| Given entries |
— Begin —
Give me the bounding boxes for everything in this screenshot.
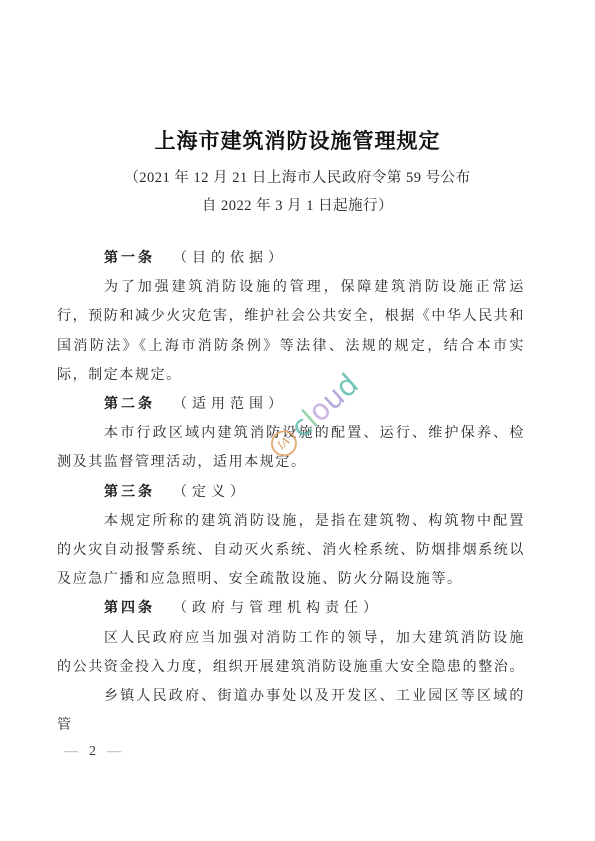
article-1-number: 第一条 bbox=[104, 251, 155, 266]
page-number-left-dash: — bbox=[64, 744, 79, 759]
article-2: 第二条（适用范围） 本市行政区域内建筑消防设施的配置、运行、维护保养、检测及其监… bbox=[57, 390, 525, 478]
article-2-heading: 第二条（适用范围） bbox=[57, 390, 525, 419]
article-3-subtitle: （定义） bbox=[173, 485, 249, 500]
article-1-subtitle: （目的依据） bbox=[173, 251, 287, 266]
page-number: —2— bbox=[64, 744, 122, 760]
promulgation-line-1: （2021 年 12 月 21 日上海市人民政府令第 59 号公布 bbox=[0, 164, 595, 192]
article-4-paragraph-2: 乡镇人民政府、街道办事处以及开发区、工业园区等区域的管 bbox=[57, 682, 525, 740]
document-body: 第一条（目的依据） 为了加强建筑消防设施的管理，保障建筑消防设施正常运行，预防和… bbox=[57, 244, 525, 740]
article-3-paragraph: 本规定所称的建筑消防设施，是指在建筑物、构筑物中配置的火灾自动报警系统、自动灭火… bbox=[57, 507, 525, 595]
article-4-number: 第四条 bbox=[104, 601, 155, 616]
article-4: 第四条（政府与管理机构责任） 区人民政府应当加强对消防工作的领导，加大建筑消防设… bbox=[57, 594, 525, 740]
article-4-subtitle: （政府与管理机构责任） bbox=[173, 601, 382, 616]
article-2-subtitle: （适用范围） bbox=[173, 397, 287, 412]
article-2-number: 第二条 bbox=[104, 397, 155, 412]
page-number-right-dash: — bbox=[107, 744, 122, 759]
article-3-number: 第三条 bbox=[104, 485, 155, 500]
document-header: 上海市建筑消防设施管理规定 （2021 年 12 月 21 日上海市人民政府令第… bbox=[0, 0, 595, 220]
article-4-paragraph-1: 区人民政府应当加强对消防工作的领导，加大建筑消防设施的公共资金投入力度，组织开展… bbox=[57, 624, 525, 682]
document-title: 上海市建筑消防设施管理规定 bbox=[0, 129, 595, 153]
article-4-heading: 第四条（政府与管理机构责任） bbox=[57, 594, 525, 623]
article-3: 第三条（定义） 本规定所称的建筑消防设施，是指在建筑物、构筑物中配置的火灾自动报… bbox=[57, 478, 525, 595]
article-1-paragraph: 为了加强建筑消防设施的管理，保障建筑消防设施正常运行，预防和减少火灾危害，维护社… bbox=[57, 273, 525, 390]
page-number-value: 2 bbox=[89, 744, 97, 759]
article-1: 第一条（目的依据） 为了加强建筑消防设施的管理，保障建筑消防设施正常运行，预防和… bbox=[57, 244, 525, 390]
article-3-heading: 第三条（定义） bbox=[57, 478, 525, 507]
scanned-document-page: 上海市建筑消防设施管理规定 （2021 年 12 月 21 日上海市人民政府令第… bbox=[0, 0, 595, 841]
article-1-heading: 第一条（目的依据） bbox=[57, 244, 525, 273]
promulgation-line-2: 自 2022 年 3 月 1 日起施行） bbox=[0, 192, 595, 220]
article-2-paragraph: 本市行政区域内建筑消防设施的配置、运行、维护保养、检测及其监督管理活动，适用本规… bbox=[57, 419, 525, 477]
— End —
| Task objective |
Rewrite all of the entries above with every "bbox" changed to "box" and nothing else altered. Leave the pictures out.

| Result |
Give me the bounding boxes for everything in this screenshot.
article-1-number: 第一条 box=[104, 251, 155, 266]
page-number-left-dash: — box=[64, 744, 79, 759]
article-2: 第二条（适用范围） 本市行政区域内建筑消防设施的配置、运行、维护保养、检测及其监… box=[57, 390, 525, 478]
article-2-heading: 第二条（适用范围） box=[57, 390, 525, 419]
article-3-subtitle: （定义） box=[173, 485, 249, 500]
article-1-subtitle: （目的依据） box=[173, 251, 287, 266]
page-number: —2— box=[64, 744, 122, 760]
promulgation-line-1: （2021 年 12 月 21 日上海市人民政府令第 59 号公布 box=[0, 164, 595, 192]
article-4-paragraph-2: 乡镇人民政府、街道办事处以及开发区、工业园区等区域的管 box=[57, 682, 525, 740]
document-body: 第一条（目的依据） 为了加强建筑消防设施的管理，保障建筑消防设施正常运行，预防和… box=[57, 244, 525, 740]
article-3-paragraph: 本规定所称的建筑消防设施，是指在建筑物、构筑物中配置的火灾自动报警系统、自动灭火… box=[57, 507, 525, 595]
article-4-number: 第四条 box=[104, 601, 155, 616]
article-4: 第四条（政府与管理机构责任） 区人民政府应当加强对消防工作的领导，加大建筑消防设… box=[57, 594, 525, 740]
article-4-subtitle: （政府与管理机构责任） box=[173, 601, 382, 616]
article-2-subtitle: （适用范围） box=[173, 397, 287, 412]
article-2-number: 第二条 box=[104, 397, 155, 412]
page-number-right-dash: — box=[107, 744, 122, 759]
article-3-number: 第三条 box=[104, 485, 155, 500]
document-header: 上海市建筑消防设施管理规定 （2021 年 12 月 21 日上海市人民政府令第… box=[0, 0, 595, 220]
article-4-paragraph-1: 区人民政府应当加强对消防工作的领导，加大建筑消防设施的公共资金投入力度，组织开展… box=[57, 624, 525, 682]
document-title: 上海市建筑消防设施管理规定 box=[0, 129, 595, 153]
article-4-heading: 第四条（政府与管理机构责任） box=[57, 594, 525, 623]
article-3: 第三条（定义） 本规定所称的建筑消防设施，是指在建筑物、构筑物中配置的火灾自动报… box=[57, 478, 525, 595]
article-1-paragraph: 为了加强建筑消防设施的管理，保障建筑消防设施正常运行，预防和减少火灾危害，维护社… box=[57, 273, 525, 390]
page-number-value: 2 box=[89, 744, 97, 759]
article-1: 第一条（目的依据） 为了加强建筑消防设施的管理，保障建筑消防设施正常运行，预防和… box=[57, 244, 525, 390]
article-3-heading: 第三条（定义） box=[57, 478, 525, 507]
scanned-document-page: 上海市建筑消防设施管理规定 （2021 年 12 月 21 日上海市人民政府令第… box=[0, 0, 595, 841]
article-1-heading: 第一条（目的依据） box=[57, 244, 525, 273]
promulgation-line-2: 自 2022 年 3 月 1 日起施行） box=[0, 192, 595, 220]
article-2-paragraph: 本市行政区域内建筑消防设施的配置、运行、维护保养、检测及其监督管理活动，适用本规… box=[57, 419, 525, 477]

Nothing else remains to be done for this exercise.